Keep only those lines of the records that include the string "title".

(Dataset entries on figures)
## start
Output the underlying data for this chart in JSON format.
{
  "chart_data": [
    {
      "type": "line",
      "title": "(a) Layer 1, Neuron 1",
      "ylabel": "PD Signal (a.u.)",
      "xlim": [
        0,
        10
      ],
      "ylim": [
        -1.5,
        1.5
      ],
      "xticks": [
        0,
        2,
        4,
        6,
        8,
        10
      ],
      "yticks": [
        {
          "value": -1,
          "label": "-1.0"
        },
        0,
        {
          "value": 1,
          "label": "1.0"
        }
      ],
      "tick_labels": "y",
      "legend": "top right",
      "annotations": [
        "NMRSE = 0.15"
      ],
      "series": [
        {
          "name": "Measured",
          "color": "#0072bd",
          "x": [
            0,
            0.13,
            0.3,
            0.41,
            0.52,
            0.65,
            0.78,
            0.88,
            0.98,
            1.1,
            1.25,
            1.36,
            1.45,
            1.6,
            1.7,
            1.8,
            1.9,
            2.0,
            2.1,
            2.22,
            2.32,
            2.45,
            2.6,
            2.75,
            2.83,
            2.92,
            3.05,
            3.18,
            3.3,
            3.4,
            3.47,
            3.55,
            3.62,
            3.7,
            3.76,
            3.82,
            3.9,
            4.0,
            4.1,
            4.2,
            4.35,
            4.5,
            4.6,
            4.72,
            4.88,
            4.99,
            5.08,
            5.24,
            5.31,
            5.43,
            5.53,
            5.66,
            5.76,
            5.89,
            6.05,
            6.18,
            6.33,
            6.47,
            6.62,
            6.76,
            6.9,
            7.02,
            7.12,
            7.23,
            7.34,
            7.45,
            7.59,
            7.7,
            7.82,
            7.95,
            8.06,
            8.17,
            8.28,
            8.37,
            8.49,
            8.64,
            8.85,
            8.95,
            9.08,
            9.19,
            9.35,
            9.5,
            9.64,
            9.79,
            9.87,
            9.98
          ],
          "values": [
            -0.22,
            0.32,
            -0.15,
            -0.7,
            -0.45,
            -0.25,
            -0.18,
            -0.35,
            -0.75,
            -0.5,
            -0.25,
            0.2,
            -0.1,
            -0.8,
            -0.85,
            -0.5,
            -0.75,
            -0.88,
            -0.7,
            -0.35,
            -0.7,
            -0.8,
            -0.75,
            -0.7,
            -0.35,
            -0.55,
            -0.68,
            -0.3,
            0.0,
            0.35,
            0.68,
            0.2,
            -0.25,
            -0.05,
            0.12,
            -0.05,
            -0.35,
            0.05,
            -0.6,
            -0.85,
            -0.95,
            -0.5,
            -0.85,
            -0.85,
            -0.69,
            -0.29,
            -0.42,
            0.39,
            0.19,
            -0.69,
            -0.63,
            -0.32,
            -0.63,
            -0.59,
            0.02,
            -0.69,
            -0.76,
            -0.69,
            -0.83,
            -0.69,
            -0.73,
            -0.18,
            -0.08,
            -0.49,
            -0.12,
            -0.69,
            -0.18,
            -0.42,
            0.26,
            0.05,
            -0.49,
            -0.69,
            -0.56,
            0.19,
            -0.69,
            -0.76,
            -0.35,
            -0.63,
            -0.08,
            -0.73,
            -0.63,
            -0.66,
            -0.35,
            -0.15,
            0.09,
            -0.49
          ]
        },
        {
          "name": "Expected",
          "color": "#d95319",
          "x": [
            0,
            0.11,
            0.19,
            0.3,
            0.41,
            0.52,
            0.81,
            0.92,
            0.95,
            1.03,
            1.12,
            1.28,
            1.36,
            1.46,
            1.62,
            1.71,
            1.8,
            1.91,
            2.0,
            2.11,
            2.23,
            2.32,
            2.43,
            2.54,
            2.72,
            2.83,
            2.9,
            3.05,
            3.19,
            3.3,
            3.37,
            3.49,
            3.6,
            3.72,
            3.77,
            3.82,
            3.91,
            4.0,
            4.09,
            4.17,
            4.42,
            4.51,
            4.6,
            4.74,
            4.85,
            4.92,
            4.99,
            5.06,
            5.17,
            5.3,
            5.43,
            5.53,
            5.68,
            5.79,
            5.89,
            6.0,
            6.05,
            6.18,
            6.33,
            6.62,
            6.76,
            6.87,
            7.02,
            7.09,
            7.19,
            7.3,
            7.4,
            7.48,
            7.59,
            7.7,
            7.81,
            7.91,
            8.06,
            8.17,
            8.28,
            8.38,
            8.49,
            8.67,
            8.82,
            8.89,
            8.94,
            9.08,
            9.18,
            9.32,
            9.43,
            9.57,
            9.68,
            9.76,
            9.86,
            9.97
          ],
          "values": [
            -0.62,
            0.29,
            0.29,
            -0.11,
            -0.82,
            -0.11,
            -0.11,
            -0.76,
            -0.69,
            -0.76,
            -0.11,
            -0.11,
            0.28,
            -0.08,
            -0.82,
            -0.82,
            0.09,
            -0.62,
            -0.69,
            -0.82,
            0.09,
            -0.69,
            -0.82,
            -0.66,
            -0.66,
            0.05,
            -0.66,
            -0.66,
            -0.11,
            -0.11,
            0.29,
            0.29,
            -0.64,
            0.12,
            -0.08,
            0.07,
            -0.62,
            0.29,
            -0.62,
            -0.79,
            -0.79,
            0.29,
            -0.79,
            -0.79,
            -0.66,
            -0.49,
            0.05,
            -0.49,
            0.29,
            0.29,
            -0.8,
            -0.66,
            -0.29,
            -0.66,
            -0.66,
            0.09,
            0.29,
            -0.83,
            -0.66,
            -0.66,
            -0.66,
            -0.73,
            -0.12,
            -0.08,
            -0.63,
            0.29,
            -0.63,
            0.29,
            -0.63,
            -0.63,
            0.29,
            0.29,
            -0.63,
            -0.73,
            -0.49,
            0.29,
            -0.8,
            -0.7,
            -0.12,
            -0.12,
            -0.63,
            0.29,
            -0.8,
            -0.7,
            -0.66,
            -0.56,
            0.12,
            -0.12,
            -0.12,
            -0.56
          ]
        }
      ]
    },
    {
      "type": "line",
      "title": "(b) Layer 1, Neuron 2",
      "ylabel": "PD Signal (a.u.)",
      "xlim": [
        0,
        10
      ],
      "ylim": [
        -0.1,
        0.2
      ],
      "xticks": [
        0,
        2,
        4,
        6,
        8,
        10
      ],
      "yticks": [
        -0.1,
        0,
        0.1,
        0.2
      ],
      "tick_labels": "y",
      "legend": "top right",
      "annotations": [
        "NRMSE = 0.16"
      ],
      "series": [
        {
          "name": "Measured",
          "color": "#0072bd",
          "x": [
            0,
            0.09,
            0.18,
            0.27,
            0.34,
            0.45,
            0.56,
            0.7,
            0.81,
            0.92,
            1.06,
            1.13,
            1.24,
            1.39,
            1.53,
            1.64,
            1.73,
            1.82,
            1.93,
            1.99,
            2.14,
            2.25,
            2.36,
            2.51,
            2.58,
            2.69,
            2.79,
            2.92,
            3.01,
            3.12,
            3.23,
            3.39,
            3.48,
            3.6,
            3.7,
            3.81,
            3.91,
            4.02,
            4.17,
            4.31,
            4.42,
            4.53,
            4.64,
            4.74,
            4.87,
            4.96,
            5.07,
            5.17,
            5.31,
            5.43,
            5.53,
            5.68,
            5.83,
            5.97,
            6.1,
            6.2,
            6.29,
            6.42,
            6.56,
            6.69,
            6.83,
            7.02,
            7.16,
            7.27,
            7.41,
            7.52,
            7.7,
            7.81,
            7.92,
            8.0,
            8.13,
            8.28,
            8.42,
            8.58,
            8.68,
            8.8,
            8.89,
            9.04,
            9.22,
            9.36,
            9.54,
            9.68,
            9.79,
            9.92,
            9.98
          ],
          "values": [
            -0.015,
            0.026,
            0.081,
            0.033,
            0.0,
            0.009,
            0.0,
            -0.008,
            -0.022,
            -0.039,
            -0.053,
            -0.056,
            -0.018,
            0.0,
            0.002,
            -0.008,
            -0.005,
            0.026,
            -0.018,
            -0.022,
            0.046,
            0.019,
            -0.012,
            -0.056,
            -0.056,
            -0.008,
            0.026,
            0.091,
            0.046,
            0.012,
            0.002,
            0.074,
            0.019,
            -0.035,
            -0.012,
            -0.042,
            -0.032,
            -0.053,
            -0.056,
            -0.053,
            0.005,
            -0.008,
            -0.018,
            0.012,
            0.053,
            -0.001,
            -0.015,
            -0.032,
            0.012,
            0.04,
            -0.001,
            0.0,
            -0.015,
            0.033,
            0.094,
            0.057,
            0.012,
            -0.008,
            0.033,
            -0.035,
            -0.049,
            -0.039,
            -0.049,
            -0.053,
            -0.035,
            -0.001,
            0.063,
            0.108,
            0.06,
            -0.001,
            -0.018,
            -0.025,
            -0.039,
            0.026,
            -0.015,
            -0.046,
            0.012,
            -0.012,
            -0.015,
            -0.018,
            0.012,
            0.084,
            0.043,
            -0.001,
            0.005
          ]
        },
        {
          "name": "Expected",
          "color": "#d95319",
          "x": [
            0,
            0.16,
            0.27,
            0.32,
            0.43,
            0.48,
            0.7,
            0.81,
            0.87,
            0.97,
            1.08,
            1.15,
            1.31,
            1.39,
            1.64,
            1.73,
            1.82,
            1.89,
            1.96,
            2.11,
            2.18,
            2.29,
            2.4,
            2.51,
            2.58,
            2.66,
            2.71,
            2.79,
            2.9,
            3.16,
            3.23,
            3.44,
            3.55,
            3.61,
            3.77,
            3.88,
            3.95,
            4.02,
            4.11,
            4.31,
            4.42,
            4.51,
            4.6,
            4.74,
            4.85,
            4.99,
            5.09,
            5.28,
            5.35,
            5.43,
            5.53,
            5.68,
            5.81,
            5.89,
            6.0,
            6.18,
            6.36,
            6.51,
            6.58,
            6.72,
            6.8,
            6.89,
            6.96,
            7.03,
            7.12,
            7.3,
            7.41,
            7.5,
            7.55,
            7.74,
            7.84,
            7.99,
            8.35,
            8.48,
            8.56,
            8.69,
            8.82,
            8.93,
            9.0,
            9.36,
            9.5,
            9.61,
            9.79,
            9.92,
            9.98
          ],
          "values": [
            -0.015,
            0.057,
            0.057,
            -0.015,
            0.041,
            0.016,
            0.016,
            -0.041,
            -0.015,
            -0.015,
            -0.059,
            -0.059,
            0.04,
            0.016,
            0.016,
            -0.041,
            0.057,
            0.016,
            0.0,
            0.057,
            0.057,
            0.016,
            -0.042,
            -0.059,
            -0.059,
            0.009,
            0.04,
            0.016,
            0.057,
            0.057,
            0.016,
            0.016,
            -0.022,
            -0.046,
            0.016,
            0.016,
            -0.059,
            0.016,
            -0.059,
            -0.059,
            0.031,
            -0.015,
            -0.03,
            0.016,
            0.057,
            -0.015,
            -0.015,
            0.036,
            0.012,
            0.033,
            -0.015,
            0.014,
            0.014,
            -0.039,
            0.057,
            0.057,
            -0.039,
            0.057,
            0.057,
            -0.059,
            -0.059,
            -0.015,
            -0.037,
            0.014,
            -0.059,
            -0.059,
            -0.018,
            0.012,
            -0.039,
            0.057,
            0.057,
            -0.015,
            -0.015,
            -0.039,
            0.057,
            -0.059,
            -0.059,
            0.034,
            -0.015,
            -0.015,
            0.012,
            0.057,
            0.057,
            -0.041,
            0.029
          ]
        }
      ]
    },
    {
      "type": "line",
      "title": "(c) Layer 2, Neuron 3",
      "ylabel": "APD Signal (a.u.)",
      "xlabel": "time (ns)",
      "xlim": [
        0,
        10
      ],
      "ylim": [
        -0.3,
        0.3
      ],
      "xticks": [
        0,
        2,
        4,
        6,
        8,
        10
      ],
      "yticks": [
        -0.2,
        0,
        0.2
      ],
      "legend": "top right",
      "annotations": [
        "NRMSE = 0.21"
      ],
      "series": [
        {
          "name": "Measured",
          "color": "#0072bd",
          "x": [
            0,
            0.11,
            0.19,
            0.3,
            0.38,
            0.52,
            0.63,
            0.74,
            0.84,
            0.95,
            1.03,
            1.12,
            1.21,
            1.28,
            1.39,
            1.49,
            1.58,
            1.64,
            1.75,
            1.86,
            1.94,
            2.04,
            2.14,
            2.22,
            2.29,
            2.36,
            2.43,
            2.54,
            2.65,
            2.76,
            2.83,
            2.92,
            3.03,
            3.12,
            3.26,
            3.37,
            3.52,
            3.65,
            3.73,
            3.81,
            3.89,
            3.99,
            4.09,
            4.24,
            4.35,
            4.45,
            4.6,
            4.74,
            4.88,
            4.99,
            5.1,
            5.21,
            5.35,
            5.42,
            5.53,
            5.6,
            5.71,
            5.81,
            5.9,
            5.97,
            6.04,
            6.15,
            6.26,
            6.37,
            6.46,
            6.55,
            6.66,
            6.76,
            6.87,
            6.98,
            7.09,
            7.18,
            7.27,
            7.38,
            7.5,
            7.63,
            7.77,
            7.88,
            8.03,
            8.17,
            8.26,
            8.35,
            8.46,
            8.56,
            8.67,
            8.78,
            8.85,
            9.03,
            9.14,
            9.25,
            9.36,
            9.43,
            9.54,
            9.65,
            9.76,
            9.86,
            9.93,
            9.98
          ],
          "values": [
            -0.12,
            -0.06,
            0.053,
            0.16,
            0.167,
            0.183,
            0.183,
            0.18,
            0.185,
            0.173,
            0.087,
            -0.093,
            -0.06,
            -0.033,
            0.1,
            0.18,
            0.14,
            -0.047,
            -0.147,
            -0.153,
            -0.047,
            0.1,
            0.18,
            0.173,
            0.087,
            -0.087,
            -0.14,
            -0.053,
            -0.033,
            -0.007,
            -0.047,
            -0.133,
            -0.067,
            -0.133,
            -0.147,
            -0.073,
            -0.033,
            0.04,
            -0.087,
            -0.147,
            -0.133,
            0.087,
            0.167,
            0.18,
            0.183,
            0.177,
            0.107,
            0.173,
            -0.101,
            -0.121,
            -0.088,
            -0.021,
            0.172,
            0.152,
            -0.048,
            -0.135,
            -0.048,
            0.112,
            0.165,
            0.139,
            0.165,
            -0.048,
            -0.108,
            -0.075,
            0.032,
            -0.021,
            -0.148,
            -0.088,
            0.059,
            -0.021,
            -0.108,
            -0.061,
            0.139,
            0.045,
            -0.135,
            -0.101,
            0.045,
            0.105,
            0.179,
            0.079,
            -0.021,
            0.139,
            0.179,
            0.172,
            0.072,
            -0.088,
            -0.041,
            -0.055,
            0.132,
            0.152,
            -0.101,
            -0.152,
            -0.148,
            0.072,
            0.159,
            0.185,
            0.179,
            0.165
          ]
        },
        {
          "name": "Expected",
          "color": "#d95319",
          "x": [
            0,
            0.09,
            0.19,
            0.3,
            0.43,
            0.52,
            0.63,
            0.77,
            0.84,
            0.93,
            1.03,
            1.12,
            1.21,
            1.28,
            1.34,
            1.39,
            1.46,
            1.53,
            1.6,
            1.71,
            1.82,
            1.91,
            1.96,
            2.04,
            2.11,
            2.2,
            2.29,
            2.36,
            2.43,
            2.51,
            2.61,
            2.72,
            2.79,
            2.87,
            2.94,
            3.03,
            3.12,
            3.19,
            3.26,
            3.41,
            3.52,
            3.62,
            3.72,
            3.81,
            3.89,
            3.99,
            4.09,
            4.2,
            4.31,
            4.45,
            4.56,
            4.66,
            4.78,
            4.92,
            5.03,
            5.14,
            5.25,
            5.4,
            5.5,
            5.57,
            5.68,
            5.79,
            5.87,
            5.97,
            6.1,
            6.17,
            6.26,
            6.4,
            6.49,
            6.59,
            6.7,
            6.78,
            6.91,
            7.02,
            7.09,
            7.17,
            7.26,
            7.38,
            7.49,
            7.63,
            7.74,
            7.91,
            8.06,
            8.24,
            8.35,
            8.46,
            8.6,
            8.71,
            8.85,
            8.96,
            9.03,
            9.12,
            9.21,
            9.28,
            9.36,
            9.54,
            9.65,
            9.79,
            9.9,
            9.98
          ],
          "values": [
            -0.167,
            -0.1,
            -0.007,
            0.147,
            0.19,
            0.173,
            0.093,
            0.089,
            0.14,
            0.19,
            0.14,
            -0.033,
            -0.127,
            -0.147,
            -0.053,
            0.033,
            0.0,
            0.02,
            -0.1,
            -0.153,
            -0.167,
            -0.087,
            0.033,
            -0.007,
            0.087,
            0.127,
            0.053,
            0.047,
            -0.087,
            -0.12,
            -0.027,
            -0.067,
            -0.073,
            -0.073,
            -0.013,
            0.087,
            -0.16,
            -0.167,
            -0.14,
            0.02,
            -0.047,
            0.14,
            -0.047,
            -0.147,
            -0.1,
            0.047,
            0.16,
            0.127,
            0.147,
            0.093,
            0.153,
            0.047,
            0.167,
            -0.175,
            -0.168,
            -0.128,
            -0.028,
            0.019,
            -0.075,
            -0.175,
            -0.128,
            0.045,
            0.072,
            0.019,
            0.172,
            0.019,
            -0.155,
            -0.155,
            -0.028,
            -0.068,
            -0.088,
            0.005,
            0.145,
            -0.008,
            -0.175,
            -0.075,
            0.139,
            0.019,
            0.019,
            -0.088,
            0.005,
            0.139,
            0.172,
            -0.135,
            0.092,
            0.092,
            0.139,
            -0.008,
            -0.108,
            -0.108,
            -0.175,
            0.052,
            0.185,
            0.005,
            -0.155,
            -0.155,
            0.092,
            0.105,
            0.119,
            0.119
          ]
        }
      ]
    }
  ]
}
## end
OUTPUT BELOW:
      "title": "(a) Layer 1, Neuron 1",
      "title": "(b) Layer 1, Neuron 2",
      "title": "(c) Layer 2, Neuron 3",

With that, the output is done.